§ **Work to be completed**
From the entries below, pull out each line where "agit" appears.

+++++

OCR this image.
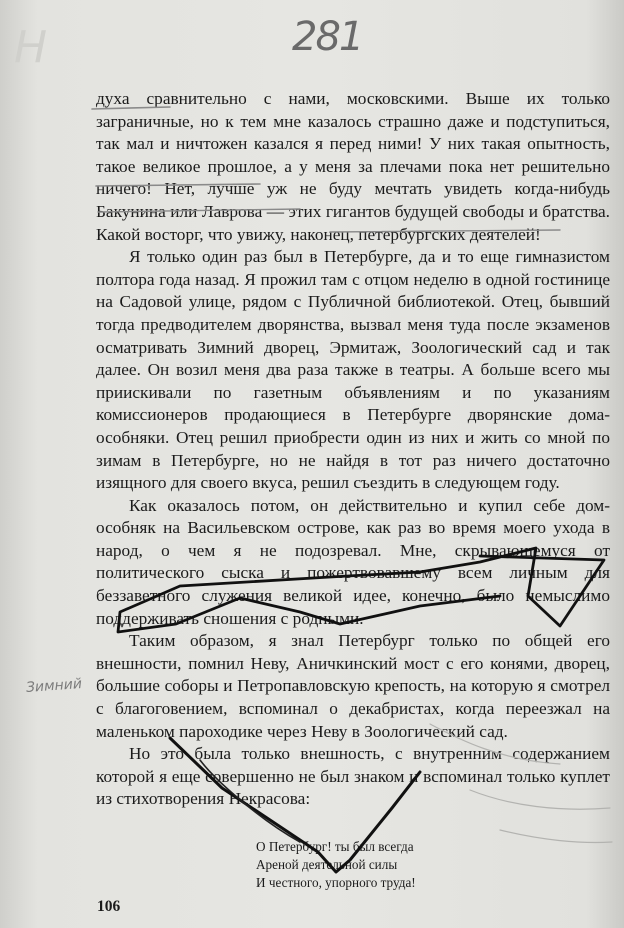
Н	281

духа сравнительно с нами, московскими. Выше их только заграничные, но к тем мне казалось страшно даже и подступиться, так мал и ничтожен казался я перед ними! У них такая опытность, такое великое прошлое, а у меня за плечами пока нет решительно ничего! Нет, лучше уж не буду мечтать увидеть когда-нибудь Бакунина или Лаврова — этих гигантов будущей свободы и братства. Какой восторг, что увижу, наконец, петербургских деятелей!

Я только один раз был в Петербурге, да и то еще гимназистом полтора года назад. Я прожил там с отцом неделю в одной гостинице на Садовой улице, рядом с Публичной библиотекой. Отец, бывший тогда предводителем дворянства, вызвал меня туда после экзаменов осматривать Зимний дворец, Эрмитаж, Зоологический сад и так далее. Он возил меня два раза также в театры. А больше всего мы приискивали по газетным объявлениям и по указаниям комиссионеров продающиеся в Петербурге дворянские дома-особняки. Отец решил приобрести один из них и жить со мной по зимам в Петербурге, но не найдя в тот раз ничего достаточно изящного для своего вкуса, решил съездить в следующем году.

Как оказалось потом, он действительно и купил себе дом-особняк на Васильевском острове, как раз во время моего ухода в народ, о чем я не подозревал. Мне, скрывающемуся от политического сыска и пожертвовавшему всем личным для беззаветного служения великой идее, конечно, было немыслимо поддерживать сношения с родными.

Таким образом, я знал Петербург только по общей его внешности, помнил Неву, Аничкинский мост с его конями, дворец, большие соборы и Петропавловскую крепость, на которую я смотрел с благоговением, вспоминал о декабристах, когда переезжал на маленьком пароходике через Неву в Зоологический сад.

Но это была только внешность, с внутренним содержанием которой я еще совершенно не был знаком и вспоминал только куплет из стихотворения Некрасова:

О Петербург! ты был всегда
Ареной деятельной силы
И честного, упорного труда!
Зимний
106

+++++

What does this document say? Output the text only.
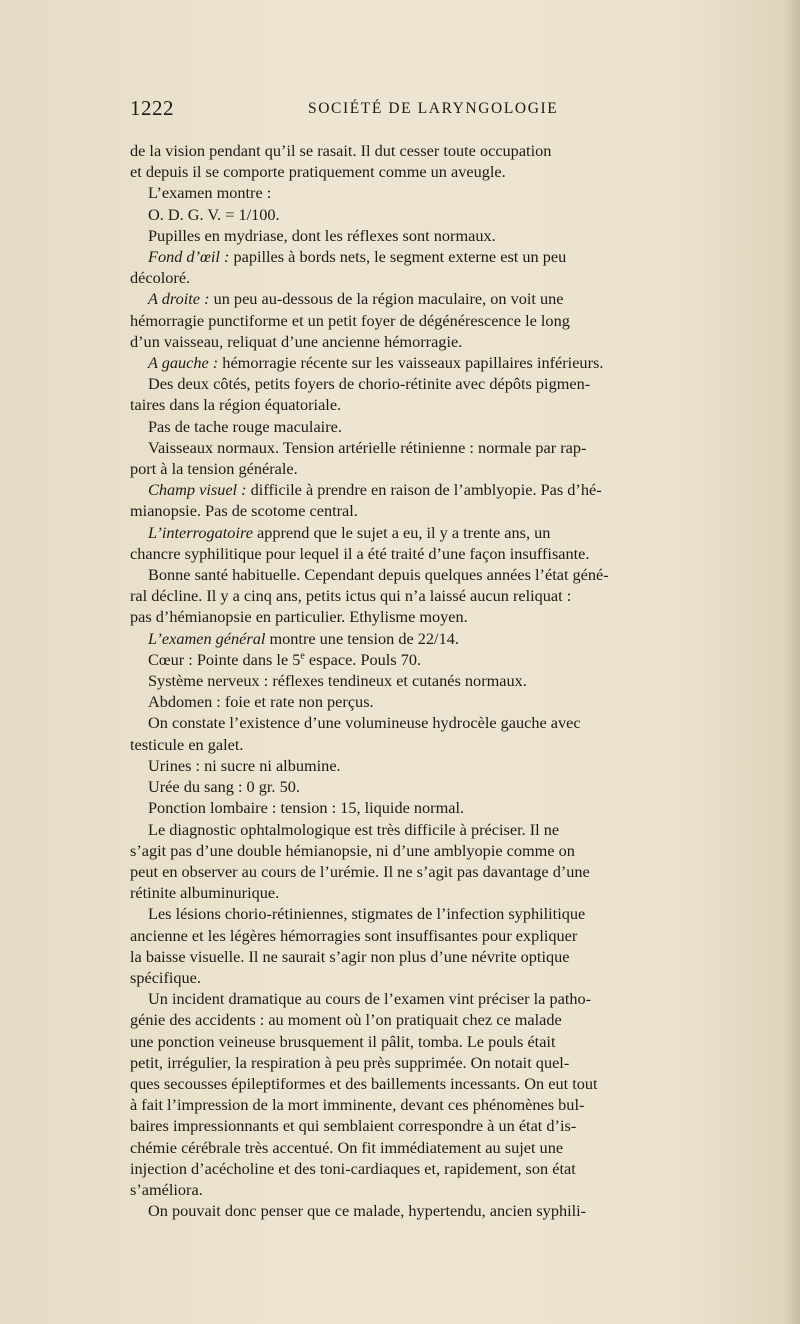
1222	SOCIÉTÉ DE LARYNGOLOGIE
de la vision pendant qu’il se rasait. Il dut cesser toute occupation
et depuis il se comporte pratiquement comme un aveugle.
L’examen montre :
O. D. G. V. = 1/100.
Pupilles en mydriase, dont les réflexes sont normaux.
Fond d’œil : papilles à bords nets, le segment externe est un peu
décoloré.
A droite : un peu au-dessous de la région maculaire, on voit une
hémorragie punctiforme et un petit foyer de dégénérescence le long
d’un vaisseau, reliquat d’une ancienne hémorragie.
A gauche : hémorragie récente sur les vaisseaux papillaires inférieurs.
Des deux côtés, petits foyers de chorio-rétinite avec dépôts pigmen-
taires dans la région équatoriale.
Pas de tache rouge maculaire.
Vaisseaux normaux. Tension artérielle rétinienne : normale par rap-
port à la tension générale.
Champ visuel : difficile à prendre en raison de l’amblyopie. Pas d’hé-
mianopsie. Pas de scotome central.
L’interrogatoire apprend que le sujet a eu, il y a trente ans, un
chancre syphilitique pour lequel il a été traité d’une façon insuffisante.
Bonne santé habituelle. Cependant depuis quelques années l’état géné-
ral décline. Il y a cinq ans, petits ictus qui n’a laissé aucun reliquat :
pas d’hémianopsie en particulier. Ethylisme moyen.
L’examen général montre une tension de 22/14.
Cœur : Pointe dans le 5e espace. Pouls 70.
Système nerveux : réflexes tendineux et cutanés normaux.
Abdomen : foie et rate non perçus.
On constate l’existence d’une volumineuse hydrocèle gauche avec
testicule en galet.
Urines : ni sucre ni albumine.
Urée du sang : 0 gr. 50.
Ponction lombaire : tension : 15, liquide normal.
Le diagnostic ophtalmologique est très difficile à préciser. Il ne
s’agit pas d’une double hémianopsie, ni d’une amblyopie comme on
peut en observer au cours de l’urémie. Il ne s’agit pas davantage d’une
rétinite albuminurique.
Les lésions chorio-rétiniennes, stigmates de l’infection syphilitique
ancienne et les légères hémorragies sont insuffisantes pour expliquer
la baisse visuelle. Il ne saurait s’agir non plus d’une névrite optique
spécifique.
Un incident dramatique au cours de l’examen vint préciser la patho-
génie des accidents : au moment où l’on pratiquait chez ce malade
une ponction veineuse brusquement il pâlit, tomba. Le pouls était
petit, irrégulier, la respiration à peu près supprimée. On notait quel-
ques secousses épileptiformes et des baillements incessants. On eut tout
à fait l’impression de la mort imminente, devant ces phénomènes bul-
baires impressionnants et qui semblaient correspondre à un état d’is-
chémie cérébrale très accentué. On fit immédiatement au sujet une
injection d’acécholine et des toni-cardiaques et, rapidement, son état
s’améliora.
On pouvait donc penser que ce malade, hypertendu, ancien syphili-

+++++

§ **Reply to the exercise**
s’agit pas d’une double hémianopsie, ni d’une amblyopie comme on
peut en observer au cours de l’urémie. Il ne s’agit pas davantage d’une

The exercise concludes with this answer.